start DATA ROWS

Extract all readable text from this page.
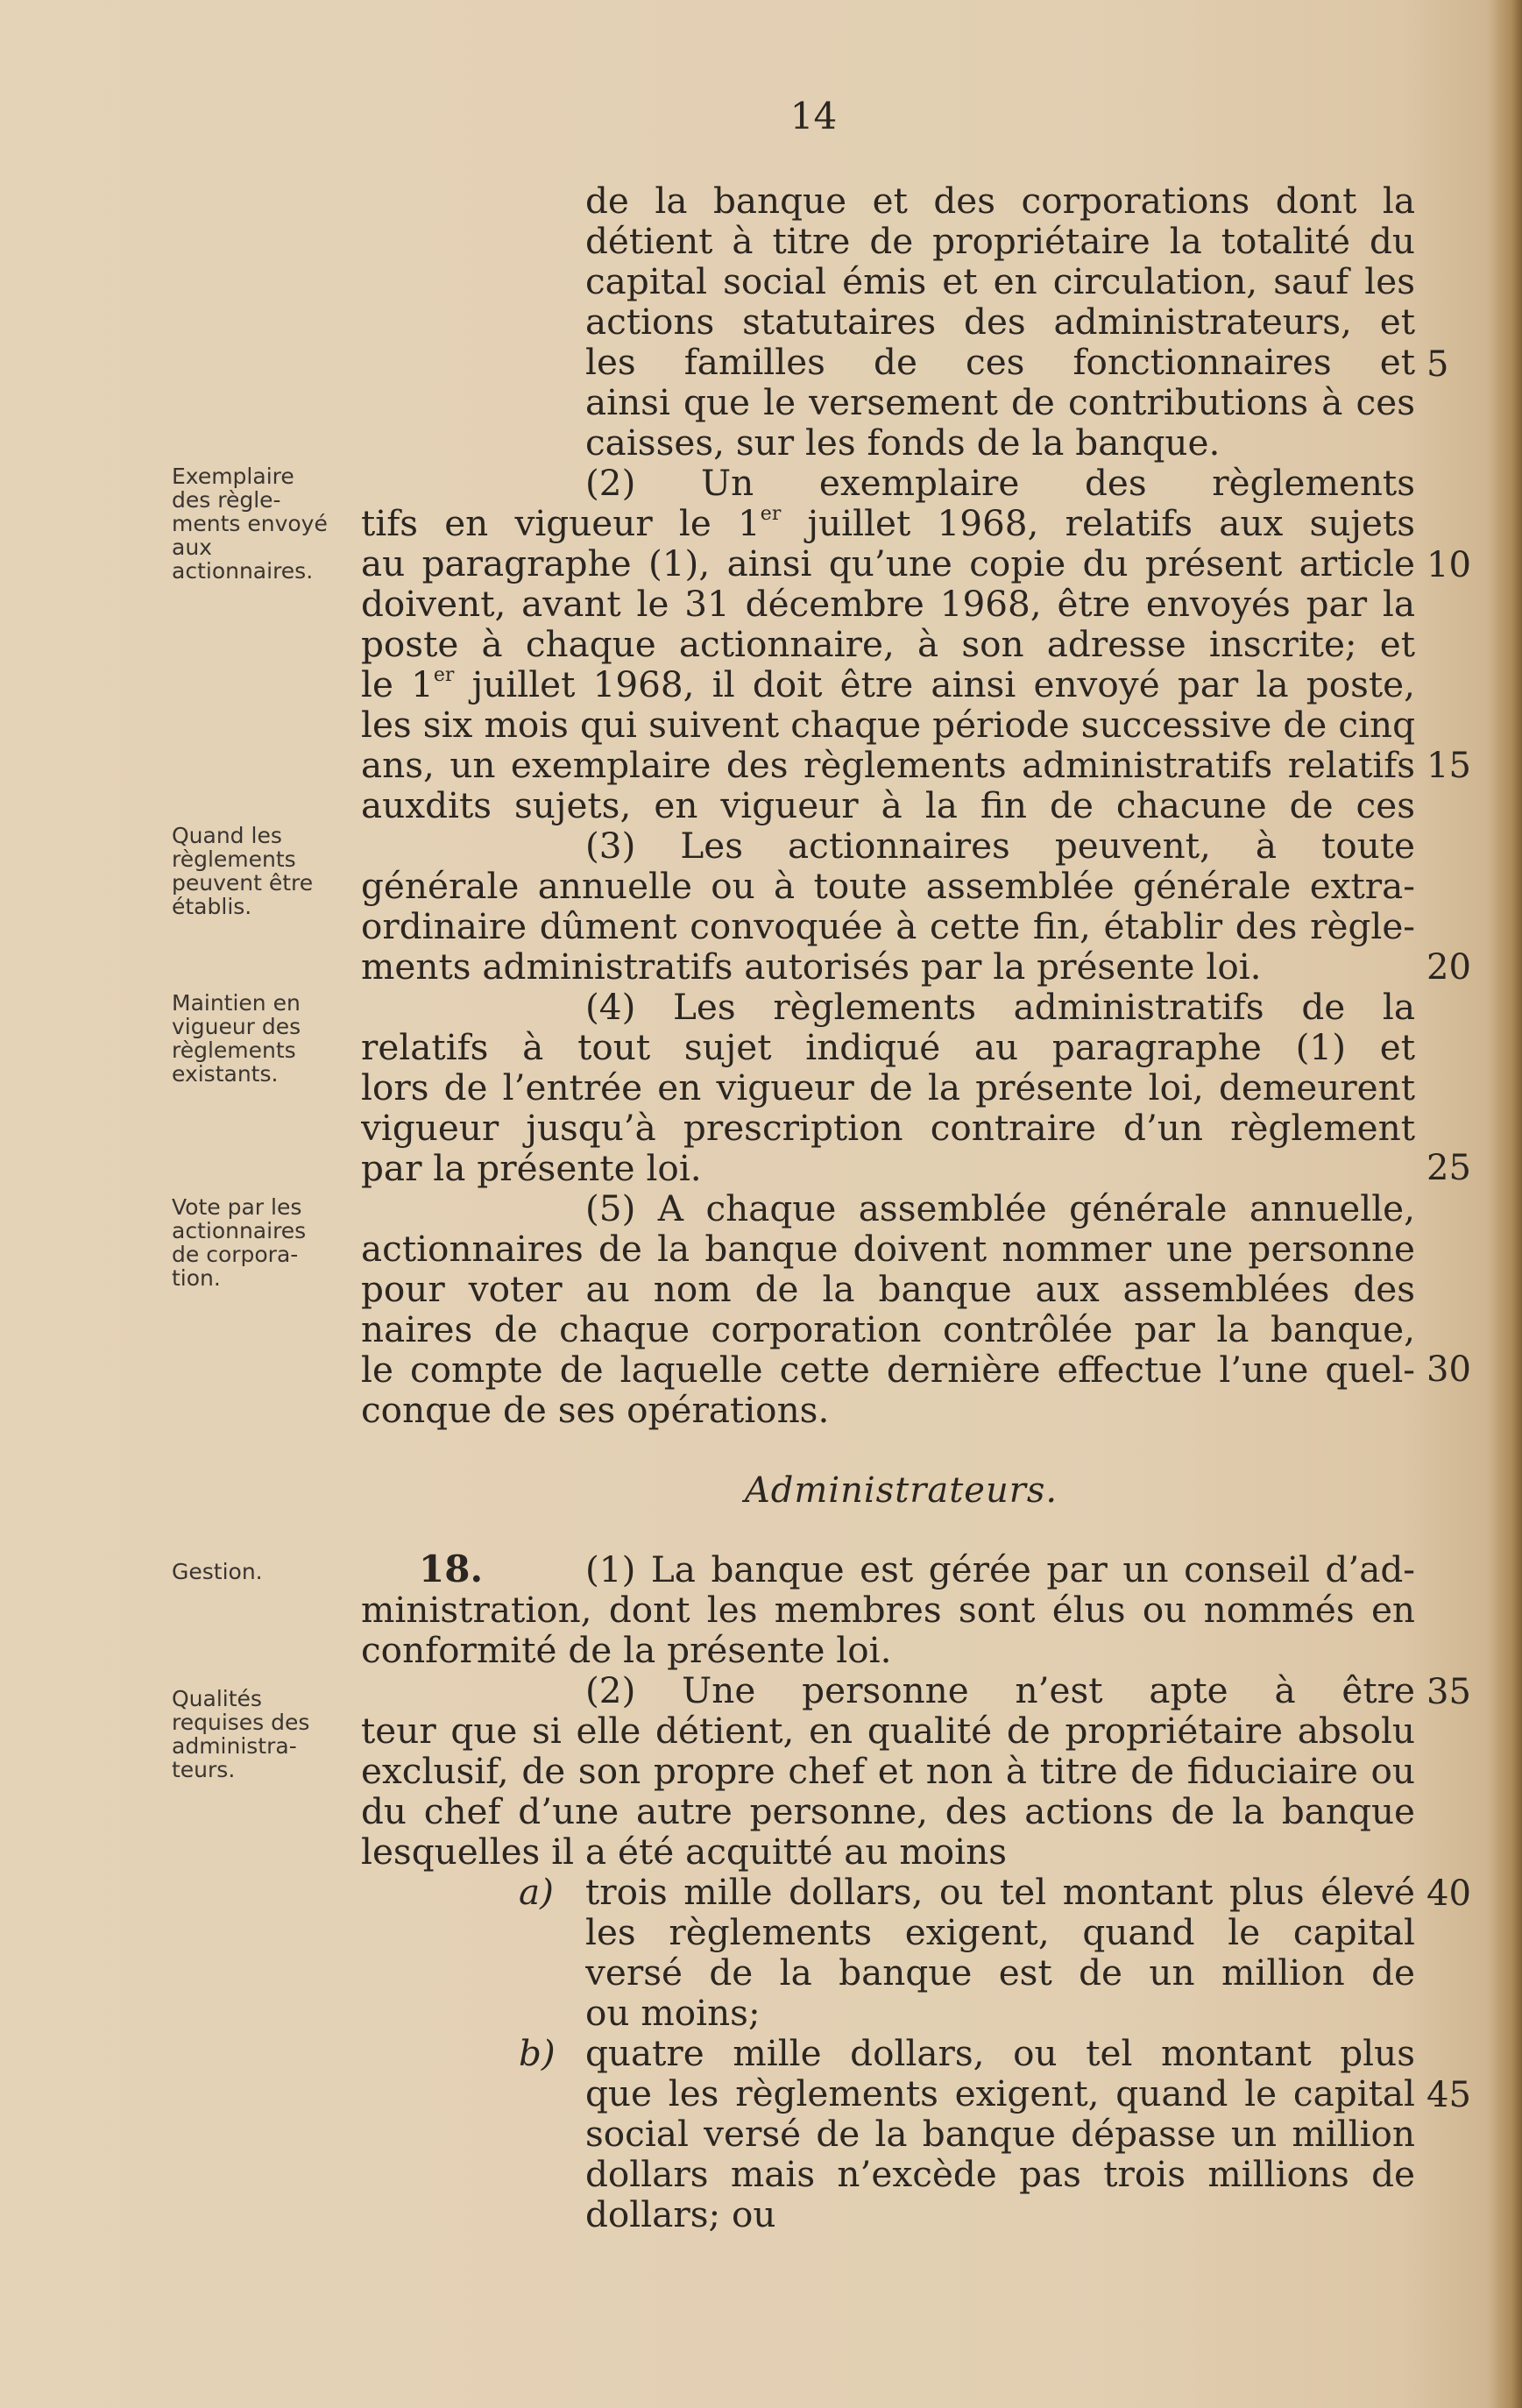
14
Exemplaire des règle-ments envoyé aux actionnaires.
Quand les règlements peuvent être établis.
Maintien en vigueur des règlements existants.
Vote par les actionnaires de corpora-tion.
Gestion.
Qualités requises des administra-teurs.
de la banque et des corporations dont la
détient à titre de propriétaire la totalité du
capital social émis et en circulation, sauf les
actions statutaires des administrateurs, et
les familles de ces fonctionnaires et
ainsi que le versement de contributions à ces
caisses, sur les fonds de la banque.
(2) Un exemplaire des règlements
tifs en vigueur le 1er juillet 1968, relatifs aux sujets
au paragraphe (1), ainsi qu’une copie du présent article
doivent, avant le 31 décembre 1968, être envoyés par la
poste à chaque actionnaire, à son adresse inscrite; et
le 1er juillet 1968, il doit être ainsi envoyé par la poste,
les six mois qui suivent chaque période successive de cinq
ans, un exemplaire des règlements administratifs relatifs
auxdits sujets, en vigueur à la fin de chacune de ces
(3) Les actionnaires peuvent, à toute
générale annuelle ou à toute assemblée générale extra-
ordinaire dûment convoquée à cette fin, établir des règle-
ments administratifs autorisés par la présente loi.
(4) Les règlements administratifs de la
relatifs à tout sujet indiqué au paragraphe (1) et
lors de l’entrée en vigueur de la présente loi, demeurent
vigueur jusqu’à prescription contraire d’un règlement
par la présente loi.
(5) A chaque assemblée générale annuelle,
actionnaires de la banque doivent nommer une personne
pour voter au nom de la banque aux assemblées des
naires de chaque corporation contrôlée par la banque,
le compte de laquelle cette dernière effectue l’une quel-
conque de ses opérations.
(1) La banque est gérée par un conseil d’ad-
ministration, dont les membres sont élus ou nommés en
conformité de la présente loi.
(2) Une personne n’est apte à être
teur que si elle détient, en qualité de propriétaire absolu
exclusif, de son propre chef et non à titre de fiduciaire ou
du chef d’une autre personne, des actions de la banque
lesquelles il a été acquitté au moins
trois mille dollars, ou tel montant plus élevé
les règlements exigent, quand le capital
versé de la banque est de un million de
ou moins;
quatre mille dollars, ou tel montant plus
que les règlements exigent, quand le capital
social versé de la banque dépasse un million
dollars mais n’excède pas trois millions de
dollars; ou
18.
a)
b)
Administrateurs.
5
10
15
20
25
30
35
40
45
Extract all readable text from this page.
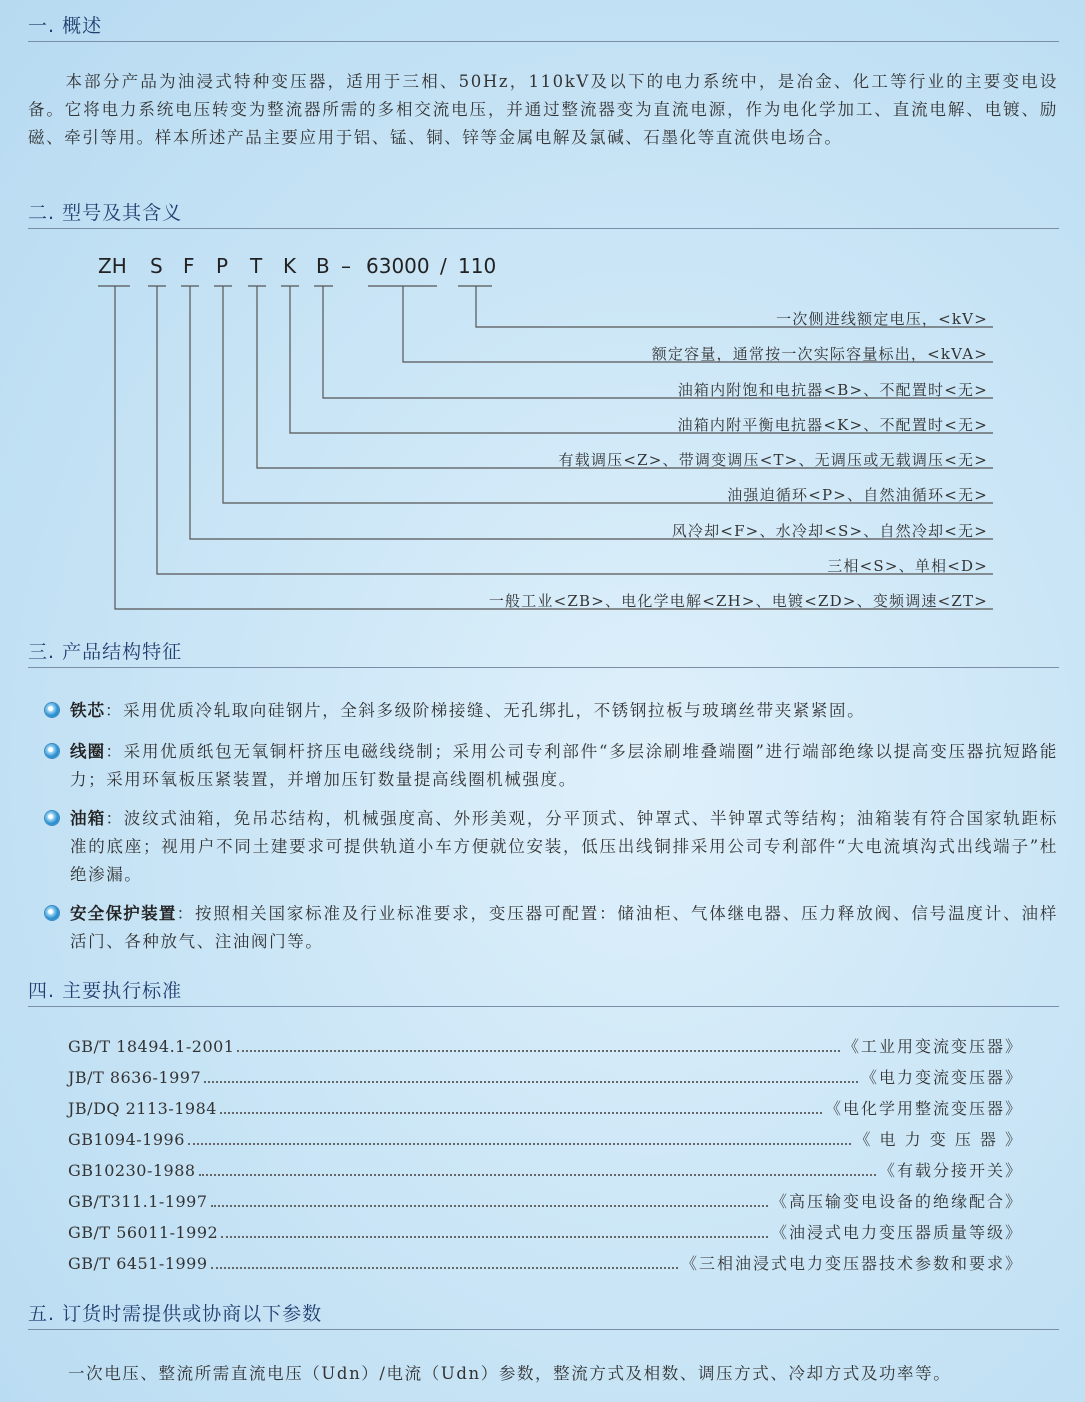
一. 概述

　　本部分产品为油浸式特种变压器，适用于三相、50Hz，110kV及以下的电力系统中，是冶金、化工等行业的主要变电设备。它将电力系统电压转变为整流器所需的多相交流电压，并通过整流器变为直流电源，作为电化学加工、直流电解、电镀、励磁、牵引等用。样本所述产品主要应用于铝、锰、铜、锌等金属电解及氯碱、石墨化等直流供电场合。

二. 型号及其含义
ZH S F P T K B – 63000 / 110
一次侧进线额定电压，<kV>
额定容量，通常按一次实际容量标出，<kVA>
油箱内附饱和电抗器<B>、不配置时<无>
油箱内附平衡电抗器<K>、不配置时<无>
有载调压<Z>、带调变调压<T>、无调压或无载调压<无>
油强迫循环<P>、自然油循环<无>
风冷却<F>、水冷却<S>、自然冷却<无>
三相<S>、单相<D>
一般工业<ZB>、电化学电解<ZH>、电镀<ZD>、变频调速<ZT>
三. 产品结构特征

铁芯：采用优质冷轧取向硅钢片，全斜多级阶梯接缝、无孔绑扎，不锈钢拉板与玻璃丝带夹紧紧固。

线圈：采用优质纸包无氧铜杆挤压电磁线绕制；采用公司专利部件“多层涂刷堆叠端圈”进行端部绝缘以提高变压器抗短路能力；采用环氧板压紧装置，并增加压钉数量提高线圈机械强度。

油箱：波纹式油箱，免吊芯结构，机械强度高、外形美观，分平顶式、钟罩式、半钟罩式等结构；油箱装有符合国家轨距标准的底座；视用户不同土建要求可提供轨道小车方便就位安装，低压出线铜排采用公司专利部件“大电流填沟式出线端子”杜绝渗漏。

安全保护装置：按照相关国家标准及行业标准要求，变压器可配置：储油柜、气体继电器、压力释放阀、信号温度计、油样活门、各种放气、注油阀门等。

四. 主要执行标准
GB/T 18494.1-2001	《工业用变流变压器》
JB/T 8636-1997	《电力变流变压器》
JB/DQ 2113-1984	《电化学用整流变压器》
GB1094-1996	《 电 力 变 压 器 》
GB10230-1988	《有载分接开关》
GB/T311.1-1997	《高压输变电设备的绝缘配合》
GB/T 56011-1992	《油浸式电力变压器质量等级》
GB/T 6451-1999	《三相油浸式电力变压器技术参数和要求》
五. 订货时需提供或协商以下参数

一次电压、整流所需直流电压（Udn）/电流（Udn）参数，整流方式及相数、调压方式、冷却方式及功率等。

end DATA ROWS

◆ **PROBLEM TO SOLVE**
Within the data above, pick out all lines holding the word "dont".

◆ **COMPLETED TASK**
de la banque et des corporations dont la
ministration, dont les membres sont élus ou nommés en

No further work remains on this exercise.